> [AIM OF THE TASK]
Select the lines that hold the word "What" and copy each one.

> [ENTRIES]

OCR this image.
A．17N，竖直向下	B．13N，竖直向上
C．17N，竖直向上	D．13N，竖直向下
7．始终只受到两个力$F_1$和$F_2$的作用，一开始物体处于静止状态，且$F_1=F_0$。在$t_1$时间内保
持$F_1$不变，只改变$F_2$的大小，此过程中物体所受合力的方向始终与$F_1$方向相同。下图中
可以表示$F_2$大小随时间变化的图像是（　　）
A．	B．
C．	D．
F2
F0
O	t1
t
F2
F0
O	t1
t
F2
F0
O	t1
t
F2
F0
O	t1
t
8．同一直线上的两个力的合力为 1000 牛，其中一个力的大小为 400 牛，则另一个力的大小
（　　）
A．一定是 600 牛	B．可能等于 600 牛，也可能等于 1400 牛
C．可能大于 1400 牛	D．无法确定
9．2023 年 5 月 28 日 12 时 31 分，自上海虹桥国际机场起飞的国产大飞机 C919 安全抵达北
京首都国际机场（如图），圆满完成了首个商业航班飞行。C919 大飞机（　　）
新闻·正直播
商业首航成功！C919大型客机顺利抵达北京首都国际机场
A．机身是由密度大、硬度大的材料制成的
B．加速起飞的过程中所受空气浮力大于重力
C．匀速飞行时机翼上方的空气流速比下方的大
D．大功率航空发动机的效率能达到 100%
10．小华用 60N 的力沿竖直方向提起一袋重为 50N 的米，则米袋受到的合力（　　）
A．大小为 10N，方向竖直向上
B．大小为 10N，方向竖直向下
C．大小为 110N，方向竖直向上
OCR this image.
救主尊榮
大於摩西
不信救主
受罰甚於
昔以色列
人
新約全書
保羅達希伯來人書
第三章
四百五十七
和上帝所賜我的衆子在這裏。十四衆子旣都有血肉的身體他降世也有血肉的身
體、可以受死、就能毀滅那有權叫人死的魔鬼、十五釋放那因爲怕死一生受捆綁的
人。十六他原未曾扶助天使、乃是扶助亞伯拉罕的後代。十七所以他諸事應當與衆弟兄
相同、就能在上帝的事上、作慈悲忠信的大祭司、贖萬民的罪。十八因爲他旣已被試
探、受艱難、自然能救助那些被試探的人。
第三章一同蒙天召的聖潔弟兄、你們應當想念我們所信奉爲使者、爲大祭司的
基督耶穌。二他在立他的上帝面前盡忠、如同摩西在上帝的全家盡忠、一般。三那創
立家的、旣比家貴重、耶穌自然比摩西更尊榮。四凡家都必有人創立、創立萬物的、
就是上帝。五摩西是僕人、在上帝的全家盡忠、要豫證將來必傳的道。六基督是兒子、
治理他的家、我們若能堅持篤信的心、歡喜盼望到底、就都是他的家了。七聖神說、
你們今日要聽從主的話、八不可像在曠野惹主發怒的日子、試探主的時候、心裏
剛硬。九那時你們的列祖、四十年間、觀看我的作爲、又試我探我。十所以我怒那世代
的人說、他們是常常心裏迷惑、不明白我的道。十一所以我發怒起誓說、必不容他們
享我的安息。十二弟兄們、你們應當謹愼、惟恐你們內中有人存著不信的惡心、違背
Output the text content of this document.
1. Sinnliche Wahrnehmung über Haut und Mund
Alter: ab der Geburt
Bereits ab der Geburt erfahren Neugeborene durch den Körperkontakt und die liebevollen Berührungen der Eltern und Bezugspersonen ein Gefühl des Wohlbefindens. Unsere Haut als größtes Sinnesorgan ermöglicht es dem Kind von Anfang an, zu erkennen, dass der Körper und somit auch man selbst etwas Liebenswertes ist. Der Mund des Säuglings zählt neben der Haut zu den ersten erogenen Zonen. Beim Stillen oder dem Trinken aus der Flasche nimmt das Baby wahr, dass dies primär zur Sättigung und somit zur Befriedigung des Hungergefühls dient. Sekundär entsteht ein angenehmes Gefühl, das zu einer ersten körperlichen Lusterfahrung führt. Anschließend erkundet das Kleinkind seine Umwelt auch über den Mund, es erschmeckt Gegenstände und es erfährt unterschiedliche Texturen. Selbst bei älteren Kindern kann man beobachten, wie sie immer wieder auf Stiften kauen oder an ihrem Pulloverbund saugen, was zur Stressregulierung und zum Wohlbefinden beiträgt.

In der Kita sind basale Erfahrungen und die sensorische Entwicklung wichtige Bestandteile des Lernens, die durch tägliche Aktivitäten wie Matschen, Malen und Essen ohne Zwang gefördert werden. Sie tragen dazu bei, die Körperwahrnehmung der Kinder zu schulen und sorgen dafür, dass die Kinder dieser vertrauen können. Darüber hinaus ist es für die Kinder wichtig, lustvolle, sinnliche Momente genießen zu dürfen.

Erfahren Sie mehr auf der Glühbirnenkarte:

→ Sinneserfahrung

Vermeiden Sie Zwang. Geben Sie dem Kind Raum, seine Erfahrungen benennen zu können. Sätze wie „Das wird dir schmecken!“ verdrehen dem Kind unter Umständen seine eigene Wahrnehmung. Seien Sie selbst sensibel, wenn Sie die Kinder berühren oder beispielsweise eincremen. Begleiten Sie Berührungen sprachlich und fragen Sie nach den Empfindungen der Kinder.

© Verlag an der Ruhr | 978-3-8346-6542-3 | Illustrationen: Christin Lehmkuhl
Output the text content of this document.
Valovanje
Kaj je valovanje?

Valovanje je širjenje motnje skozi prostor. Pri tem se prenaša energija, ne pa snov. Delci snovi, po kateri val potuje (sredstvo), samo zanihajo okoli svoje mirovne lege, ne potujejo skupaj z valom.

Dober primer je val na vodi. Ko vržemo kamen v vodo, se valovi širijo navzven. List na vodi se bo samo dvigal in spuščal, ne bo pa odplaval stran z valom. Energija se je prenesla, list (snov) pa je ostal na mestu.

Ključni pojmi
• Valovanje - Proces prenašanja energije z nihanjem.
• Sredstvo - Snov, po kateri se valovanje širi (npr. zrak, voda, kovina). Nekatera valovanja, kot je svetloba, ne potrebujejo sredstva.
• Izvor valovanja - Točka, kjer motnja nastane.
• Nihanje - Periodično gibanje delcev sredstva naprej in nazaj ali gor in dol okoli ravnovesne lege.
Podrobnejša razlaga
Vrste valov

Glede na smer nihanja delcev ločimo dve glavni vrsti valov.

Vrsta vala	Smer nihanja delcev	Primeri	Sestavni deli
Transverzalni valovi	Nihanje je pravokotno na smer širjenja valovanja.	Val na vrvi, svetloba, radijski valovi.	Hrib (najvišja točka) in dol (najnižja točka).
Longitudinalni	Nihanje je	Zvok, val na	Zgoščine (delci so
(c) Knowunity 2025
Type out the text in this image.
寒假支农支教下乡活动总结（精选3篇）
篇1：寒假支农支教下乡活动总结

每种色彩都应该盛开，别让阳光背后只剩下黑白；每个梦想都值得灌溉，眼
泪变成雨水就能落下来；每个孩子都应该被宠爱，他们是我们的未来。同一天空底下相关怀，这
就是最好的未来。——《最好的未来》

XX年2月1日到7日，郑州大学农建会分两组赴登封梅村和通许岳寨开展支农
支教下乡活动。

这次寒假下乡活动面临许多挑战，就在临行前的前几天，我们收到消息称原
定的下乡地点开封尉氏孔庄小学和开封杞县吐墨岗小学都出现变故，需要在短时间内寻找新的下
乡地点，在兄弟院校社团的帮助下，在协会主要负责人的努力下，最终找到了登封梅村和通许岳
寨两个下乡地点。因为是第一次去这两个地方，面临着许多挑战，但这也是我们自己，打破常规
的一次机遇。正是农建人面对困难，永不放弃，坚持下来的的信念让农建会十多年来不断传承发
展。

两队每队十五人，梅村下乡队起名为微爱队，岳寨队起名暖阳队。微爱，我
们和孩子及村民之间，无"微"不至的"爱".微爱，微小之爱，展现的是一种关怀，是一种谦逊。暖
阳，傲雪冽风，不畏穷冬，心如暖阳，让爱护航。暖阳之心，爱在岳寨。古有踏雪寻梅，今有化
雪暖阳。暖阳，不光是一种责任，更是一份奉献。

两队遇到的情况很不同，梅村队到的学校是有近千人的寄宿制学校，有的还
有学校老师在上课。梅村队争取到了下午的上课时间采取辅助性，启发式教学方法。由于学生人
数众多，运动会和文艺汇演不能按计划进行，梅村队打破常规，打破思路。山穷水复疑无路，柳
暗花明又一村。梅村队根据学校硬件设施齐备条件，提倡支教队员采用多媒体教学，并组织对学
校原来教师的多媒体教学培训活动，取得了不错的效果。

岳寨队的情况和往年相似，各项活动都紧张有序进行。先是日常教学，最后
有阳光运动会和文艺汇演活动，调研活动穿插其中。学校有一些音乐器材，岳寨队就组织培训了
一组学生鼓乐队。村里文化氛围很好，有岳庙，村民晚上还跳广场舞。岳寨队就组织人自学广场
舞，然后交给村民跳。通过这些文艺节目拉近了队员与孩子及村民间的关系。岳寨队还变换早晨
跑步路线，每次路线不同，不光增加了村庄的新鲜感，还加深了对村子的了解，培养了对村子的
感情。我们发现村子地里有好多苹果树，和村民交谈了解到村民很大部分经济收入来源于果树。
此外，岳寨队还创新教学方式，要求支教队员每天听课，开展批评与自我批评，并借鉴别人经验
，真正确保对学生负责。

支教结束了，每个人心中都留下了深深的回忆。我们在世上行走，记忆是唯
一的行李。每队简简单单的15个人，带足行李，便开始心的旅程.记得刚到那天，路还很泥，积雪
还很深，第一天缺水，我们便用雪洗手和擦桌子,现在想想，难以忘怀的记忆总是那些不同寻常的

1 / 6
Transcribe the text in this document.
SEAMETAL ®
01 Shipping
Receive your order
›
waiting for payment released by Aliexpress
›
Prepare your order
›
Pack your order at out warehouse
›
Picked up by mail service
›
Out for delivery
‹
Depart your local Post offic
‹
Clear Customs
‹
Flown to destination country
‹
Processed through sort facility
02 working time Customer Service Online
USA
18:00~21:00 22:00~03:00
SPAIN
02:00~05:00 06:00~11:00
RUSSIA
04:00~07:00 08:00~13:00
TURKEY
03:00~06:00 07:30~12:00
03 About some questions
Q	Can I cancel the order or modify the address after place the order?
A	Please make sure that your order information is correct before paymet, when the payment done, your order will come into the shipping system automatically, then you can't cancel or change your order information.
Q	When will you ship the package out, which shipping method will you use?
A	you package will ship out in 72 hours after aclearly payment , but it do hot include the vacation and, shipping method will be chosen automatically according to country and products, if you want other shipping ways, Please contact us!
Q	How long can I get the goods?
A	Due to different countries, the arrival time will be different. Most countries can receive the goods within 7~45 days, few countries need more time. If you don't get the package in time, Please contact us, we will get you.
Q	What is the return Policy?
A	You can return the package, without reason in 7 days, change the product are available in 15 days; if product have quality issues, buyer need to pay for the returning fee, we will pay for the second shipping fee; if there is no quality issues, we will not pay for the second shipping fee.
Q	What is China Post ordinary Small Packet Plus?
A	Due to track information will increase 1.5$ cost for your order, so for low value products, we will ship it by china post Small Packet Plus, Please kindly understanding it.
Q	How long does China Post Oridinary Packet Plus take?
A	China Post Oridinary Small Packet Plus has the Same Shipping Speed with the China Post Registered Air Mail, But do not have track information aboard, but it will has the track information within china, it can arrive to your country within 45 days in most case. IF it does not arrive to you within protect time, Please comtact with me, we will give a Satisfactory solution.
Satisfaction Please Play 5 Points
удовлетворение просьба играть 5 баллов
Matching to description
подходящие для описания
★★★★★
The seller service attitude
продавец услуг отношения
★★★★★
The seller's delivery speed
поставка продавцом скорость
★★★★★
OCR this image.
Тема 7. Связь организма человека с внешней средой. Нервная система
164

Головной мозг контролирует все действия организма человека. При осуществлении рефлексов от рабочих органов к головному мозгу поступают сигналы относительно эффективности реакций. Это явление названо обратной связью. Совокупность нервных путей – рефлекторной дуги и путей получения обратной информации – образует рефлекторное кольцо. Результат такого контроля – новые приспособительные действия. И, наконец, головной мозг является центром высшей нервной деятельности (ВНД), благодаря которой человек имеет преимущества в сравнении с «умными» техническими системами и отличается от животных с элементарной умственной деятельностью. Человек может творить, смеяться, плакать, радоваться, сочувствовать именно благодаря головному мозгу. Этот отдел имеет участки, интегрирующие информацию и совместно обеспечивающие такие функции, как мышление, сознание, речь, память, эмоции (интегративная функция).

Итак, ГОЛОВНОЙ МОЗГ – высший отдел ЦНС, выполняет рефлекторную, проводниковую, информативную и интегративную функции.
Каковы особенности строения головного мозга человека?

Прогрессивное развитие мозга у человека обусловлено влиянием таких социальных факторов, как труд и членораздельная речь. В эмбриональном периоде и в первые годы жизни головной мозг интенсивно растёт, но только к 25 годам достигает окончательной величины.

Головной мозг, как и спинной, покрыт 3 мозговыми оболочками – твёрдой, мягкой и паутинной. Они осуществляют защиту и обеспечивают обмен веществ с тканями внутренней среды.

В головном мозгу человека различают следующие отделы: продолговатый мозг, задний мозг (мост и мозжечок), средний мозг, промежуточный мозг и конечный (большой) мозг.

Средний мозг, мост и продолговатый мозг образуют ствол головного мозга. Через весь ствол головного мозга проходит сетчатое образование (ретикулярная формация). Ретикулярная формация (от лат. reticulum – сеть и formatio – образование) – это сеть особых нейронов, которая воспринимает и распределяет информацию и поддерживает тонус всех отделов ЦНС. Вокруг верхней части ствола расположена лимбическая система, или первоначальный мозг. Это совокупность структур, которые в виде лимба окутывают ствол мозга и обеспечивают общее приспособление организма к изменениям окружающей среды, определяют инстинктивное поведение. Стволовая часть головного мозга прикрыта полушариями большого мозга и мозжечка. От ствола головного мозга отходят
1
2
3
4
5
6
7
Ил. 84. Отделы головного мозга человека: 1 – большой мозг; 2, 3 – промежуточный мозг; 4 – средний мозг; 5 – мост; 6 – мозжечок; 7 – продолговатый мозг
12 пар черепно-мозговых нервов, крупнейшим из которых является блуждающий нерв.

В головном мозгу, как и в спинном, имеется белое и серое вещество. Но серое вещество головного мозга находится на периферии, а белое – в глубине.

> [TASK RESULT]
Q	What is the return Policy?
Q	What is China Post ordinary Small Packet Plus?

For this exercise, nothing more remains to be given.